**Required task**
Reproduce all of the material exactly as shown.

(Stored items from a collection)
- - - -

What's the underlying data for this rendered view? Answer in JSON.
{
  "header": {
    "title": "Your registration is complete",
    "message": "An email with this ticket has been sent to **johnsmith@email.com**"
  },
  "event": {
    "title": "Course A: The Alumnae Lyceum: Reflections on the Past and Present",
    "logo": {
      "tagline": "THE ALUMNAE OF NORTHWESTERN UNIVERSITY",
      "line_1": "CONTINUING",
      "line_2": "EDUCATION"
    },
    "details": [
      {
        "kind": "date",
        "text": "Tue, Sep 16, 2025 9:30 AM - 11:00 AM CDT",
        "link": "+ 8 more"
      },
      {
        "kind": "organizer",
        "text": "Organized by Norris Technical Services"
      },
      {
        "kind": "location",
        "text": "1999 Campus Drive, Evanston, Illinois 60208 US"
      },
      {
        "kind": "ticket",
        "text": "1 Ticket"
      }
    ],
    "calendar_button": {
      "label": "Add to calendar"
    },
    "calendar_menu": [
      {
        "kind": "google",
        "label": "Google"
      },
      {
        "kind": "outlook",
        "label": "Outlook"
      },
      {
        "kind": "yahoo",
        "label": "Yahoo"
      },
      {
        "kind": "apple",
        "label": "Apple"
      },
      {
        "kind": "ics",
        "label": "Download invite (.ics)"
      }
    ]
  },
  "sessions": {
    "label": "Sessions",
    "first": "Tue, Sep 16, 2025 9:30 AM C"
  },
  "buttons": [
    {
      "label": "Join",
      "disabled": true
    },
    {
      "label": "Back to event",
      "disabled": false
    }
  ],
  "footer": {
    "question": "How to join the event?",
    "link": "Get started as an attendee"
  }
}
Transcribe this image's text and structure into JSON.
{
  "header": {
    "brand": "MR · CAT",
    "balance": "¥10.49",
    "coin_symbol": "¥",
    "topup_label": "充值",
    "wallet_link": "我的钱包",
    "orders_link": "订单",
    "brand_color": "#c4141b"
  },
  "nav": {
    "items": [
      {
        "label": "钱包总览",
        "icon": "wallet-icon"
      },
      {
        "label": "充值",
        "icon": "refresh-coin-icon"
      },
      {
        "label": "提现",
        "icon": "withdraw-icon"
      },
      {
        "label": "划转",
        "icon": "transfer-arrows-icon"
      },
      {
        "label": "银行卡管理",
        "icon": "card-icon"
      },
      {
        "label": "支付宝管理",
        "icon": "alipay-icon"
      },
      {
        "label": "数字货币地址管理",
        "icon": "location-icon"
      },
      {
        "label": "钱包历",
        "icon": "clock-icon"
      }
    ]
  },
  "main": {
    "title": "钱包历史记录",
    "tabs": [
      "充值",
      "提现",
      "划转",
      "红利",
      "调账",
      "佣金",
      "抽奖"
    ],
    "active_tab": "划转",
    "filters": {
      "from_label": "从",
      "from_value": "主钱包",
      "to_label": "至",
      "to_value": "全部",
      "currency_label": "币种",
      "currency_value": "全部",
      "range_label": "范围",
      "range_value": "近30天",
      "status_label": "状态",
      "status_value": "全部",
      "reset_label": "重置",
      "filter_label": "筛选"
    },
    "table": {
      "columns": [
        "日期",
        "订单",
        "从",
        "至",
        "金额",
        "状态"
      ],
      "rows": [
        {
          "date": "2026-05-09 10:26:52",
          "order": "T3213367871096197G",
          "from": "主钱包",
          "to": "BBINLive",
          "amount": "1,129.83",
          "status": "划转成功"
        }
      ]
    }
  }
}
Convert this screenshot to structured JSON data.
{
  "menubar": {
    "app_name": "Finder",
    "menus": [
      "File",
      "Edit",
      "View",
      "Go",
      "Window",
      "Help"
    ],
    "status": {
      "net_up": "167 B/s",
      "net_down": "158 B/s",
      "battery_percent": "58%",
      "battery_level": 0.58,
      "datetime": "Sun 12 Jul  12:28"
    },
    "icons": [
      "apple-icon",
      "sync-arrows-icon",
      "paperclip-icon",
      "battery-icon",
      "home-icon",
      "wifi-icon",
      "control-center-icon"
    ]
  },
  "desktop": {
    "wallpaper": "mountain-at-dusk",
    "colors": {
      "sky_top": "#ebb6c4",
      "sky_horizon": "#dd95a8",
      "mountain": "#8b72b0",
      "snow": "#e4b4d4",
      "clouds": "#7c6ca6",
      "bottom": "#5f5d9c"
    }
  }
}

- - - -

**Exercise result**
What's the underlying data for this rendered view? Answer in JSON.
{
  "header": {
    "title": "Your registration is complete",
    "message": "An email with this ticket has been sent to **johnsmith@email.com**"
  },
  "event": {
    "title": "Course A: The Alumnae Lyceum: Reflections on the Past and Present",
    "logo": {
      "tagline": "THE ALUMNAE OF NORTHWESTERN UNIVERSITY",
      "line_1": "CONTINUING",
      "line_2": "EDUCATION"
    },
    "details": [
      {
        "kind": "date",
        "text": "Tue, Sep 16, 2025 9:30 AM - 11:00 AM CDT",
        "link": "+ 8 more"
      },
      {
        "kind": "organizer",
        "text": "Organized by Norris Technical Services"
      },
      {
        "kind": "location",
        "text": "1999 Campus Drive, Evanston, Illinois 60208 US"
      },
      {
        "kind": "ticket",
        "text": "1 Ticket"
      }
    ],
    "calendar_button": {
      "label": "Add to calendar"
    },
    "calendar_menu": [
      {
        "kind": "google",
        "label": "Google"
      },
      {
        "kind": "outlook",
        "label": "Outlook"
      },
      {
        "kind": "yahoo",
        "label": "Yahoo"
      },
      {
        "kind": "apple",
        "label": "Apple"
      },
      {
        "kind": "ics",
        "label": "Download invite (.ics)"
      }
    ]
  },
  "sessions": {
    "label": "Sessions",
    "first": "Tue, Sep 16, 2025 9:30 AM C"
  },
  "buttons": [
    {
      "label": "Join",
      "disabled": true
    },
    {
      "label": "Back to event",
      "disabled": false
    }
  ],
  "footer": {
    "question": "How to join the event?",
    "link": "Get started as an attendee"
  }
}
Transcribe this image's text and structure into JSON.
{
  "header": {
    "brand": "MR · CAT",
    "balance": "¥10.49",
    "coin_symbol": "¥",
    "topup_label": "充值",
    "wallet_link": "我的钱包",
    "orders_link": "订单",
    "brand_color": "#c4141b"
  },
  "nav": {
    "items": [
      {
        "label": "钱包总览",
        "icon": "wallet-icon"
      },
      {
        "label": "充值",
        "icon": "refresh-coin-icon"
      },
      {
        "label": "提现",
        "icon": "withdraw-icon"
      },
      {
        "label": "划转",
        "icon": "transfer-arrows-icon"
      },
      {
        "label": "银行卡管理",
        "icon": "card-icon"
      },
      {
        "label": "支付宝管理",
        "icon": "alipay-icon"
      },
      {
        "label": "数字货币地址管理",
        "icon": "location-icon"
      },
      {
        "label": "钱包历",
        "icon": "clock-icon"
      }
    ]
  },
  "main": {
    "title": "钱包历史记录",
    "tabs": [
      "充值",
      "提现",
      "划转",
      "红利",
      "调账",
      "佣金",
      "抽奖"
    ],
    "active_tab": "划转",
    "filters": {
      "from_label": "从",
      "from_value": "主钱包",
      "to_label": "至",
      "to_value": "全部",
      "currency_label": "币种",
      "currency_value": "全部",
      "range_label": "范围",
      "range_value": "近30天",
      "status_label": "状态",
      "status_value": "全部",
      "reset_label": "重置",
      "filter_label": "筛选"
    },
    "table": {
      "columns": [
        "日期",
        "订单",
        "从",
        "至",
        "金额",
        "状态"
      ],
      "rows": [
        {
          "date": "2026-05-09 10:26:52",
          "order": "T3213367871096197G",
          "from": "主钱包",
          "to": "BBINLive",
          "amount": "1,129.83",
          "status": "划转成功"
        }
      ]
    }
  }
}
Convert this screenshot to structured JSON data.
{
  "menubar": {
    "app_name": "Finder",
    "menus": [
      "File",
      "Edit",
      "View",
      "Go",
      "Window",
      "Help"
    ],
    "status": {
      "net_up": "167 B/s",
      "net_down": "158 B/s",
      "battery_percent": "58%",
      "battery_level": 0.58,
      "datetime": "Sun 12 Jul  12:28"
    },
    "icons": [
      "apple-icon",
      "sync-arrows-icon",
      "paperclip-icon",
      "battery-icon",
      "home-icon",
      "wifi-icon",
      "control-center-icon"
    ]
  },
  "desktop": {
    "wallpaper": "mountain-at-dusk",
    "colors": {
      "sky_top": "#ebb6c4",
      "sky_horizon": "#dd95a8",
      "mountain": "#8b72b0",
      "snow": "#e4b4d4",
      "clouds": "#7c6ca6",
      "bottom": "#5f5d9c"
    }
  }
}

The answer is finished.